-------- Excerpted records --------

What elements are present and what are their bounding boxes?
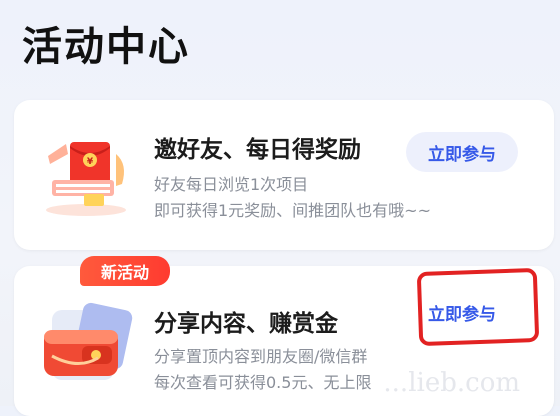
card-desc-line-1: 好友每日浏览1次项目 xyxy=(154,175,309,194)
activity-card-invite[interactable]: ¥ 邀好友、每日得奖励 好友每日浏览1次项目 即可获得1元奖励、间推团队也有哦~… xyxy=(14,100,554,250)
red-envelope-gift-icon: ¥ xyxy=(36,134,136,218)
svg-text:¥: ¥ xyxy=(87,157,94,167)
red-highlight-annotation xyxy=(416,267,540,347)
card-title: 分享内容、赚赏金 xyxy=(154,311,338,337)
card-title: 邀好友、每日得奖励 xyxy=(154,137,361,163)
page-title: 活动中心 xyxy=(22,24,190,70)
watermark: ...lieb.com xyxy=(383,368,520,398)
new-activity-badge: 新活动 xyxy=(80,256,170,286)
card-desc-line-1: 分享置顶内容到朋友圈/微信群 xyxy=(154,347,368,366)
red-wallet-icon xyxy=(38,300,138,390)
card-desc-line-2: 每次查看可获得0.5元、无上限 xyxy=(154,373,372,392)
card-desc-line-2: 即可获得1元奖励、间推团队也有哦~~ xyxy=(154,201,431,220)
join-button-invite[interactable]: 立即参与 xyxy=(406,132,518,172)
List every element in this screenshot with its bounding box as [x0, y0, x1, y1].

--------
-------- Excerpted records --------

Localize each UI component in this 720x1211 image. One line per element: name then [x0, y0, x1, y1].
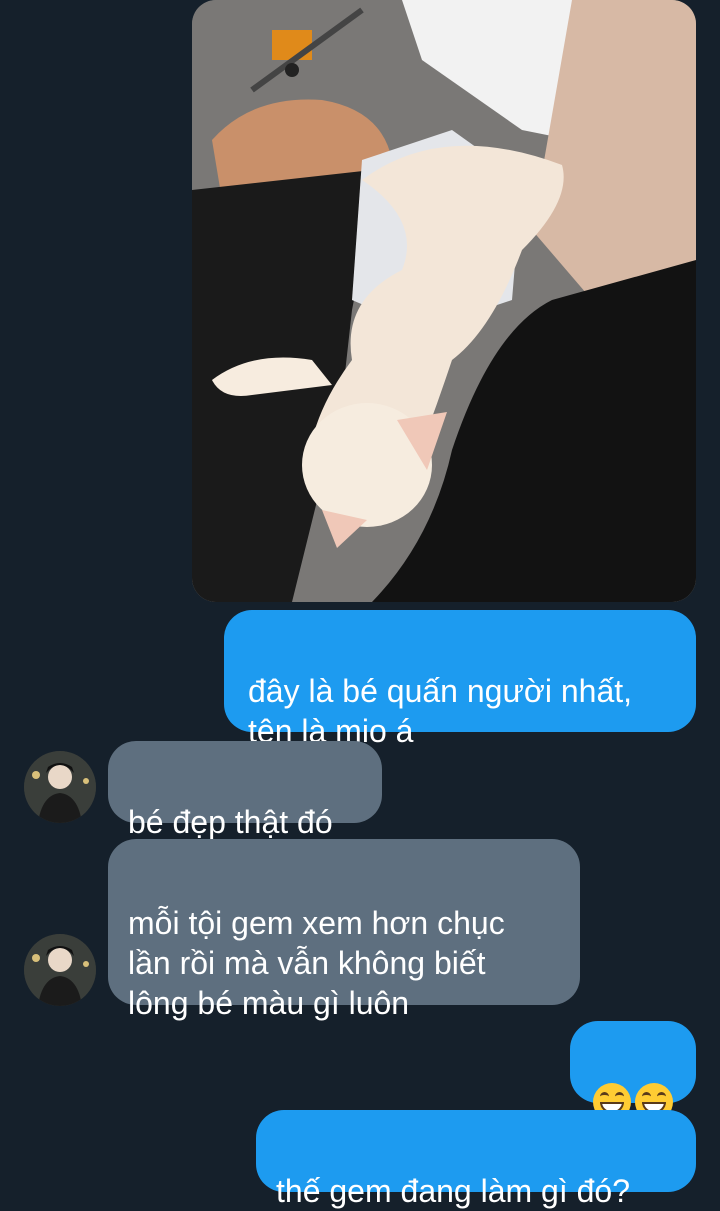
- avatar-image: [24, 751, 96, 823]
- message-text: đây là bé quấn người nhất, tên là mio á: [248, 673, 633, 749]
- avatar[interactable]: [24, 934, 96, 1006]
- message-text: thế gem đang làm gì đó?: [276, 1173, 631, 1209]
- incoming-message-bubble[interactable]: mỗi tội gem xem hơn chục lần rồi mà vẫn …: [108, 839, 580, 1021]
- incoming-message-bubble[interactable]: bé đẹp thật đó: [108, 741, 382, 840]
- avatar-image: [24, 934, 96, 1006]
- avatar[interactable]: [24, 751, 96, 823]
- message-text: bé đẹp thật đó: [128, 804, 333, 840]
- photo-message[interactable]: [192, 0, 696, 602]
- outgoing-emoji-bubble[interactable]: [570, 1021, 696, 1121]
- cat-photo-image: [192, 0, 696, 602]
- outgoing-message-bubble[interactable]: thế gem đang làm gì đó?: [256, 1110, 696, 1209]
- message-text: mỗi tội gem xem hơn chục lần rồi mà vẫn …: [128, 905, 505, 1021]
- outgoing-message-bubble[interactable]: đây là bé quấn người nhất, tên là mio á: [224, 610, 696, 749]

--------

**Instructions for the task**
Update the part of the data that opens with the line containing "- avatar-image: [24, 751, 96, 823]" and closes with the line containing "- outgoing-message-bubble[interactable]: đây": write out only those lines again, with "message-text" changed to "text-line" and nothing else altered.

**Answer to this exercise**
- avatar-image: [24, 751, 96, 823]
- text-line: đây là bé quấn người nhất, tên là mio á: [248, 673, 633, 749]
- avatar[interactable]: [24, 934, 96, 1006]
- text-line: thế gem đang làm gì đó?: [276, 1173, 631, 1209]
- incoming-message-bubble[interactable]: mỗi tội gem xem hơn chục lần rồi mà vẫn …: [108, 839, 580, 1021]
- incoming-message-bubble[interactable]: bé đẹp thật đó: [108, 741, 382, 840]
- avatar-image: [24, 934, 96, 1006]
- avatar[interactable]: [24, 751, 96, 823]
- text-line: bé đẹp thật đó: [128, 804, 333, 840]
- photo-message[interactable]: [192, 0, 696, 602]
- outgoing-emoji-bubble[interactable]: [570, 1021, 696, 1121]
- cat-photo-image: [192, 0, 696, 602]
- outgoing-message-bubble[interactable]: thế gem đang làm gì đó?: [256, 1110, 696, 1209]
- text-line: mỗi tội gem xem hơn chục lần rồi mà vẫn …: [128, 905, 505, 1021]
- outgoing-message-bubble[interactable]: đây là bé quấn người nhất, tên là mio á: [224, 610, 696, 749]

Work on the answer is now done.